Below are records. Copy every line with "внесении" in it.
[start Material provided]
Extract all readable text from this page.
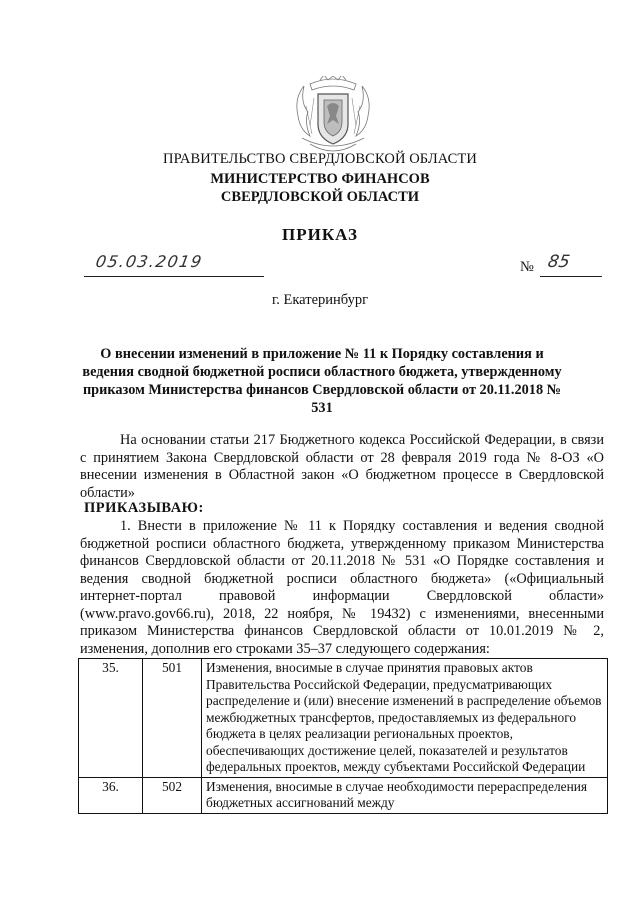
ПРАВИТЕЛЬСТВО СВЕРДЛОВСКОЙ ОБЛАСТИ
МИНИСТЕРСТВО ФИНАНСОВ
СВЕРДЛОВСКОЙ ОБЛАСТИ
ПРИКАЗ
05.03.2019	№ 85
г. Екатеринбург
О внесении изменений в приложение № 11 к Порядку составления и ведения сводной бюджетной росписи областного бюджета, утвержденному приказом Министерства финансов Свердловской области от 20.11.2018 № 531
На основании статьи 217 Бюджетного кодекса Российской Федерации, в связи с принятием Закона Свердловской области от 28 февраля 2019 года № 8-ОЗ «О внесении изменения в Областной закон «О бюджетном процессе в Свердловской области»
ПРИКАЗЫВАЮ:
1. Внести в приложение № 11 к Порядку составления и ведения сводной бюджетной росписи областного бюджета, утвержденному приказом Министерства финансов Свердловской области от 20.11.2018 № 531 «О Порядке составления и ведения сводной бюджетной росписи областного бюджета» («Официальный интернет-портал правовой информации Свердловской области» (www.pravo.gov66.ru), 2018, 22 ноября, № 19432) с изменениями, внесенными приказом Министерства финансов Свердловской области от 10.01.2019 № 2, изменения, дополнив его строками 35–37 следующего содержания:
35.	501	Изменения, вносимые в случае принятия правовых актов Правительства Российской Федерации, предусматривающих распределение и (или) внесение изменений в распределение объемов межбюджетных трансфертов, предоставляемых из федерального бюджета в целях реализации региональных проектов, обеспечивающих достижение целей, показателей и результатов федеральных проектов, между субъектами Российской Федерации
36.	502	Изменения, вносимые в случае необходимости перераспределения бюджетных ассигнований между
[end Material provided]
### Written response:
О внесении изменений в приложение № 11 к Порядку составления и ведения сводной бюджетной росписи областного бюджета, утвержденному приказом Министерства финансов Свердловской области от 20.11.2018 № 531
На основании статьи 217 Бюджетного кодекса Российской Федерации, в связи с принятием Закона Свердловской области от 28 февраля 2019 года № 8-ОЗ «О внесении изменения в Областной закон «О бюджетном процессе в Свердловской области»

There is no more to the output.